◆ What the exercise asks
Pictures stay out; everything else in the records below is copied exactly.

__________________________________________________

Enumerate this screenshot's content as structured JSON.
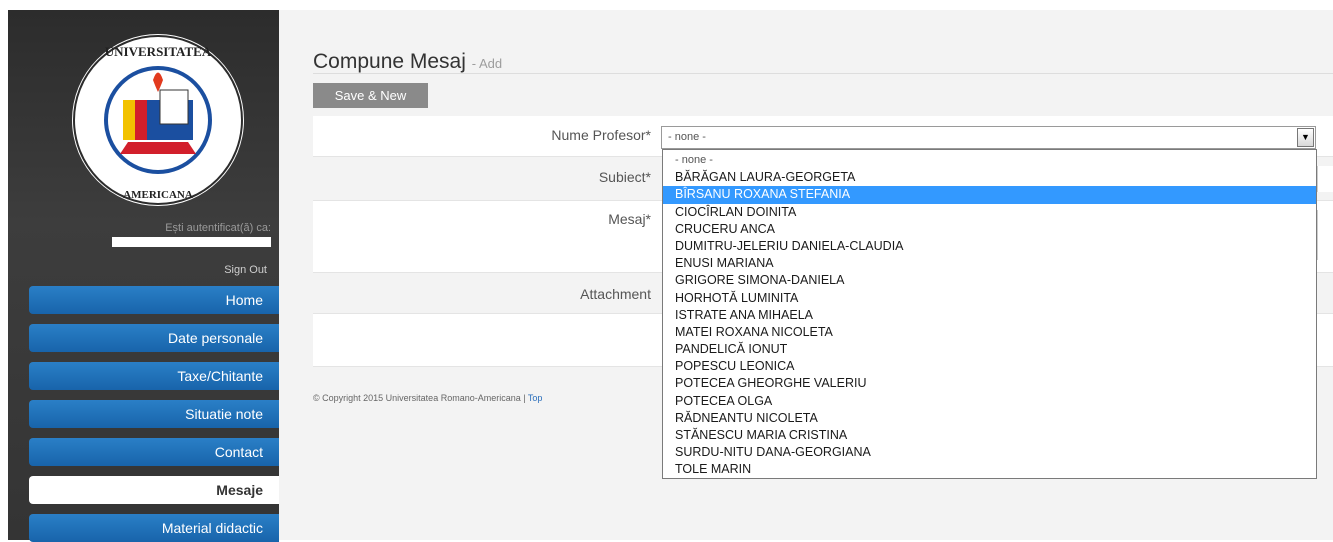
{
  "sidebar": {
    "auth_label": "Ești autentificat(ă) ca:",
    "sign_out": "Sign Out",
    "nav": [
      {
        "label": "Home"
      },
      {
        "label": "Date personale"
      },
      {
        "label": "Taxe/Chitante"
      },
      {
        "label": "Situatie note"
      },
      {
        "label": "Contact"
      },
      {
        "label": "Mesaje"
      },
      {
        "label": "Material didactic"
      }
    ],
    "active": "Mesaje"
  },
  "page": {
    "title": "Compune Mesaj",
    "subtitle": "- Add",
    "save_button": "Save & New"
  },
  "form": {
    "profesor_label": "Nume Profesor*",
    "profesor_value": "- none -",
    "subiect_label": "Subiect*",
    "mesaj_label": "Mesaj*",
    "attachment_label": "Attachment"
  },
  "dropdown": {
    "selected_index": 2,
    "options": [
      "- none -",
      "BĂRĂGAN LAURA-GEORGETA",
      "BÎRSANU ROXANA STEFANIA",
      "CIOCÎRLAN DOINITA",
      "CRUCERU ANCA",
      "DUMITRU-JELERIU DANIELA-CLAUDIA",
      "ENUSI MARIANA",
      "GRIGORE SIMONA-DANIELA",
      "HORHOTĂ LUMINITA",
      "ISTRATE ANA MIHAELA",
      "MATEI ROXANA NICOLETA",
      "PANDELICĂ IONUT",
      "POPESCU LEONICA",
      "POTECEA GHEORGHE VALERIU",
      "POTECEA OLGA",
      "RĂDNEANTU NICOLETA",
      "STĂNESCU MARIA CRISTINA",
      "SURDU-NITU DANA-GEORGIANA",
      "TOLE MARIN"
    ]
  },
  "footer": {
    "copyright": "© Copyright 2015 Universitatea Romano-Americana |",
    "top_link": "Top"
  },
  "colors": {
    "nav_blue": "#1f72bb",
    "highlight": "#3399ff"
  }
}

__________________________________________________

◆ Problem solution
Enumerate this screenshot's content as structured JSON.
{
  "sidebar": {
    "auth_label": "Ești autentificat(ă) ca:",
    "sign_out": "Sign Out",
    "nav": [
      {
        "label": "Home"
      },
      {
        "label": "Date personale"
      },
      {
        "label": "Taxe/Chitante"
      },
      {
        "label": "Situatie note"
      },
      {
        "label": "Contact"
      },
      {
        "label": "Mesaje"
      },
      {
        "label": "Material didactic"
      }
    ],
    "active": "Mesaje"
  },
  "page": {
    "title": "Compune Mesaj",
    "subtitle": "- Add",
    "save_button": "Save & New"
  },
  "form": {
    "profesor_label": "Nume Profesor*",
    "profesor_value": "- none -",
    "subiect_label": "Subiect*",
    "mesaj_label": "Mesaj*",
    "attachment_label": "Attachment"
  },
  "dropdown": {
    "selected_index": 2,
    "options": [
      "- none -",
      "BĂRĂGAN LAURA-GEORGETA",
      "BÎRSANU ROXANA STEFANIA",
      "CIOCÎRLAN DOINITA",
      "CRUCERU ANCA",
      "DUMITRU-JELERIU DANIELA-CLAUDIA",
      "ENUSI MARIANA",
      "GRIGORE SIMONA-DANIELA",
      "HORHOTĂ LUMINITA",
      "ISTRATE ANA MIHAELA",
      "MATEI ROXANA NICOLETA",
      "PANDELICĂ IONUT",
      "POPESCU LEONICA",
      "POTECEA GHEORGHE VALERIU",
      "POTECEA OLGA",
      "RĂDNEANTU NICOLETA",
      "STĂNESCU MARIA CRISTINA",
      "SURDU-NITU DANA-GEORGIANA",
      "TOLE MARIN"
    ]
  },
  "footer": {
    "copyright": "© Copyright 2015 Universitatea Romano-Americana |",
    "top_link": "Top"
  },
  "colors": {
    "nav_blue": "#1f72bb",
    "highlight": "#3399ff"
  }
}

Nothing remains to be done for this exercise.